TASK TO CARRY OUT: The listing below must be repeated word for word, with its images excluded.

RECORDS PROVIDED:
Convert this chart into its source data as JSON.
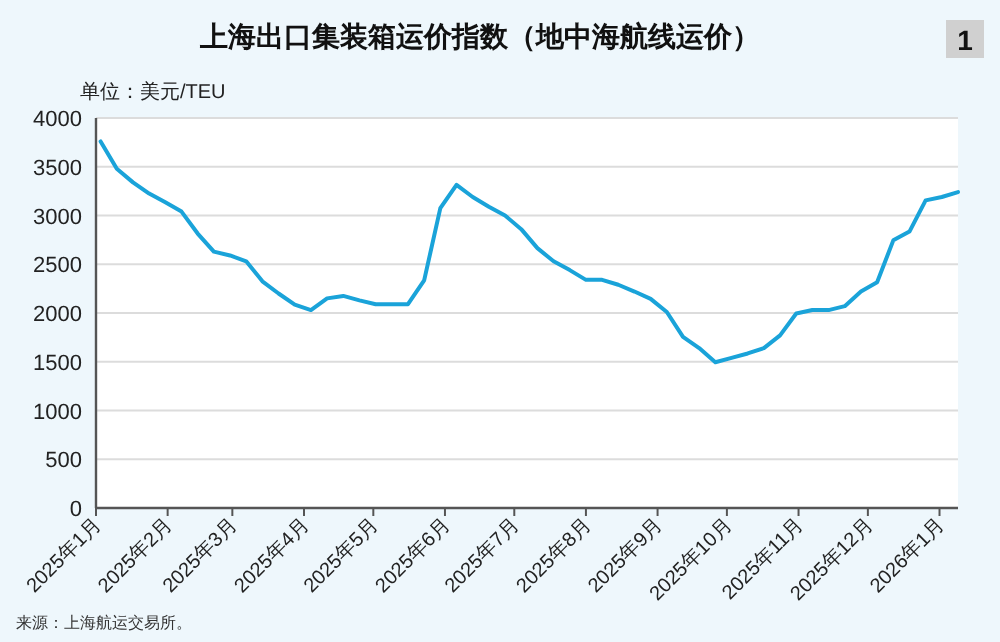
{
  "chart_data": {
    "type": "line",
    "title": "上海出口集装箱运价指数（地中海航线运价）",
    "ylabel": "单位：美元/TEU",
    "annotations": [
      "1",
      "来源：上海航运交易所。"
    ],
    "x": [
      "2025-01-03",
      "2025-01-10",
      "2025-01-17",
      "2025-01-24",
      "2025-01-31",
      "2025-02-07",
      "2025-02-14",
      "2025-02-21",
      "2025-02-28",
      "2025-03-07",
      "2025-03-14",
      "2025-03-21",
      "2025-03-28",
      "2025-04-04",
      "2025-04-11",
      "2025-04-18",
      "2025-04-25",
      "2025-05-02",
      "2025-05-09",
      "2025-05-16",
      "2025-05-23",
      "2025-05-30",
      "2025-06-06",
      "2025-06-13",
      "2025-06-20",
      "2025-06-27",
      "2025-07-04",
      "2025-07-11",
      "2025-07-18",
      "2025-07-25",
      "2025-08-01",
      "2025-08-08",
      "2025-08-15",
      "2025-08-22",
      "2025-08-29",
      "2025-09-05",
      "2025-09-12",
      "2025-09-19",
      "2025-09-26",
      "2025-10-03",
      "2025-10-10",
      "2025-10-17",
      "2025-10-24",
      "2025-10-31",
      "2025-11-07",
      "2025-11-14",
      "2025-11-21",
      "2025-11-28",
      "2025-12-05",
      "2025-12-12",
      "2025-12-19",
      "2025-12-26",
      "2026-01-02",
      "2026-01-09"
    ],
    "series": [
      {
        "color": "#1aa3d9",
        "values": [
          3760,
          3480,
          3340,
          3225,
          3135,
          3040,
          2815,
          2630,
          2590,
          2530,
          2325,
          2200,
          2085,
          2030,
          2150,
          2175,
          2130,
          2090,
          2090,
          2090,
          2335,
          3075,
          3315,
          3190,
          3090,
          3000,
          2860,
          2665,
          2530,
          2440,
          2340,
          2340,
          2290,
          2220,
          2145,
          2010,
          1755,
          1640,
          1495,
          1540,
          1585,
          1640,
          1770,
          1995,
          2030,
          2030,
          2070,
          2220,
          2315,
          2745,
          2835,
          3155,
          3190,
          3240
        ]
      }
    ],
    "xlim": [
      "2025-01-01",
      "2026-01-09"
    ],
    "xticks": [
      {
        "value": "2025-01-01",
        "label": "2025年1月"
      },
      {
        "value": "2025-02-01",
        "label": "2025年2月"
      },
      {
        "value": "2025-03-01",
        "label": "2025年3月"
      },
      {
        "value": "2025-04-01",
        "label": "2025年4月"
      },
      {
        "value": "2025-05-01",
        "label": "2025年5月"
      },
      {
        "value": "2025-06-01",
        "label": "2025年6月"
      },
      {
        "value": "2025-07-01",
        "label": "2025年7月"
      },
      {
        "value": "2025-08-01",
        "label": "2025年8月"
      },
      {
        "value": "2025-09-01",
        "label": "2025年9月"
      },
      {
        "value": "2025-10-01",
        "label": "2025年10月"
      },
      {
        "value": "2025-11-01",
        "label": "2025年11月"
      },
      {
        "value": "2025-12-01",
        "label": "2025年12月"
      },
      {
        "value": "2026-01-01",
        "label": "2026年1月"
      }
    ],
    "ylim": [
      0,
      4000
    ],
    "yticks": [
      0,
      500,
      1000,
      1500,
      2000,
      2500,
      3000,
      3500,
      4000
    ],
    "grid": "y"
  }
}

EXERCISE RESULT:
Convert this chart into its source data as JSON.
{
  "chart_data": {
    "type": "line",
    "title": "上海出口集装箱运价指数（地中海航线运价）",
    "ylabel": "单位：美元/TEU",
    "annotations": [
      "1",
      "来源：上海航运交易所。"
    ],
    "x": [
      "2025-01-03",
      "2025-01-10",
      "2025-01-17",
      "2025-01-24",
      "2025-01-31",
      "2025-02-07",
      "2025-02-14",
      "2025-02-21",
      "2025-02-28",
      "2025-03-07",
      "2025-03-14",
      "2025-03-21",
      "2025-03-28",
      "2025-04-04",
      "2025-04-11",
      "2025-04-18",
      "2025-04-25",
      "2025-05-02",
      "2025-05-09",
      "2025-05-16",
      "2025-05-23",
      "2025-05-30",
      "2025-06-06",
      "2025-06-13",
      "2025-06-20",
      "2025-06-27",
      "2025-07-04",
      "2025-07-11",
      "2025-07-18",
      "2025-07-25",
      "2025-08-01",
      "2025-08-08",
      "2025-08-15",
      "2025-08-22",
      "2025-08-29",
      "2025-09-05",
      "2025-09-12",
      "2025-09-19",
      "2025-09-26",
      "2025-10-03",
      "2025-10-10",
      "2025-10-17",
      "2025-10-24",
      "2025-10-31",
      "2025-11-07",
      "2025-11-14",
      "2025-11-21",
      "2025-11-28",
      "2025-12-05",
      "2025-12-12",
      "2025-12-19",
      "2025-12-26",
      "2026-01-02",
      "2026-01-09"
    ],
    "series": [
      {
        "color": "#1aa3d9",
        "values": [
          3760,
          3480,
          3340,
          3225,
          3135,
          3040,
          2815,
          2630,
          2590,
          2530,
          2325,
          2200,
          2085,
          2030,
          2150,
          2175,
          2130,
          2090,
          2090,
          2090,
          2335,
          3075,
          3315,
          3190,
          3090,
          3000,
          2860,
          2665,
          2530,
          2440,
          2340,
          2340,
          2290,
          2220,
          2145,
          2010,
          1755,
          1640,
          1495,
          1540,
          1585,
          1640,
          1770,
          1995,
          2030,
          2030,
          2070,
          2220,
          2315,
          2745,
          2835,
          3155,
          3190,
          3240
        ]
      }
    ],
    "xlim": [
      "2025-01-01",
      "2026-01-09"
    ],
    "xticks": [
      {
        "value": "2025-01-01",
        "label": "2025年1月"
      },
      {
        "value": "2025-02-01",
        "label": "2025年2月"
      },
      {
        "value": "2025-03-01",
        "label": "2025年3月"
      },
      {
        "value": "2025-04-01",
        "label": "2025年4月"
      },
      {
        "value": "2025-05-01",
        "label": "2025年5月"
      },
      {
        "value": "2025-06-01",
        "label": "2025年6月"
      },
      {
        "value": "2025-07-01",
        "label": "2025年7月"
      },
      {
        "value": "2025-08-01",
        "label": "2025年8月"
      },
      {
        "value": "2025-09-01",
        "label": "2025年9月"
      },
      {
        "value": "2025-10-01",
        "label": "2025年10月"
      },
      {
        "value": "2025-11-01",
        "label": "2025年11月"
      },
      {
        "value": "2025-12-01",
        "label": "2025年12月"
      },
      {
        "value": "2026-01-01",
        "label": "2026年1月"
      }
    ],
    "ylim": [
      0,
      4000
    ],
    "yticks": [
      0,
      500,
      1000,
      1500,
      2000,
      2500,
      3000,
      3500,
      4000
    ],
    "grid": "y"
  }
}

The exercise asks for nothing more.